Written exercise:
Reproduce every entry exactly and leave its pictures out.

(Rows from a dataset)
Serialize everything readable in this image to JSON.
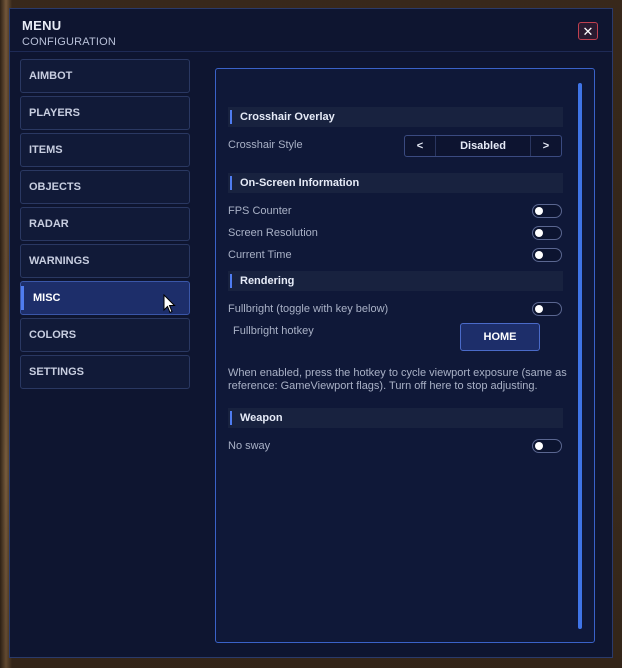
{
  "header": {
    "title": "MENU",
    "subtitle": "CONFIGURATION",
    "close_label": "✕"
  },
  "nav": {
    "items": [
      {
        "label": "AIMBOT"
      },
      {
        "label": "PLAYERS"
      },
      {
        "label": "ITEMS"
      },
      {
        "label": "OBJECTS"
      },
      {
        "label": "RADAR"
      },
      {
        "label": "WARNINGS"
      },
      {
        "label": "MISC",
        "active": true
      },
      {
        "label": "COLORS"
      },
      {
        "label": "SETTINGS"
      }
    ]
  },
  "content": {
    "crosshair": {
      "section": "Crosshair Overlay",
      "style_label": "Crosshair Style",
      "style_value": "Disabled",
      "prev": "<",
      "next": ">"
    },
    "osi": {
      "section": "On-Screen Information",
      "fps_label": "FPS Counter",
      "fps_on": false,
      "res_label": "Screen Resolution",
      "res_on": false,
      "time_label": "Current Time",
      "time_on": false
    },
    "rendering": {
      "section": "Rendering",
      "fullbright_label": "Fullbright (toggle with key below)",
      "fullbright_on": false,
      "hotkey_label": "Fullbright hotkey",
      "hotkey_value": "HOME",
      "note": "When enabled, press the hotkey to cycle viewport exposure (same as reference: GameViewport flags). Turn off here to stop adjusting."
    },
    "weapon": {
      "section": "Weapon",
      "nosway_label": "No sway",
      "nosway_on": false
    }
  },
  "colors": {
    "accent": "#4f7cf0",
    "panel": "#0e1530",
    "border": "#3a62c8"
  }
}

Task response:
Serialize everything readable in this image to JSON.
{
  "header": {
    "title": "MENU",
    "subtitle": "CONFIGURATION",
    "close_label": "✕"
  },
  "nav": {
    "items": [
      {
        "label": "AIMBOT"
      },
      {
        "label": "PLAYERS"
      },
      {
        "label": "ITEMS"
      },
      {
        "label": "OBJECTS"
      },
      {
        "label": "RADAR"
      },
      {
        "label": "WARNINGS"
      },
      {
        "label": "MISC",
        "active": true
      },
      {
        "label": "COLORS"
      },
      {
        "label": "SETTINGS"
      }
    ]
  },
  "content": {
    "crosshair": {
      "section": "Crosshair Overlay",
      "style_label": "Crosshair Style",
      "style_value": "Disabled",
      "prev": "<",
      "next": ">"
    },
    "osi": {
      "section": "On-Screen Information",
      "fps_label": "FPS Counter",
      "fps_on": false,
      "res_label": "Screen Resolution",
      "res_on": false,
      "time_label": "Current Time",
      "time_on": false
    },
    "rendering": {
      "section": "Rendering",
      "fullbright_label": "Fullbright (toggle with key below)",
      "fullbright_on": false,
      "hotkey_label": "Fullbright hotkey",
      "hotkey_value": "HOME",
      "note": "When enabled, press the hotkey to cycle viewport exposure (same as reference: GameViewport flags). Turn off here to stop adjusting."
    },
    "weapon": {
      "section": "Weapon",
      "nosway_label": "No sway",
      "nosway_on": false
    }
  },
  "colors": {
    "accent": "#4f7cf0",
    "panel": "#0e1530",
    "border": "#3a62c8"
  }
}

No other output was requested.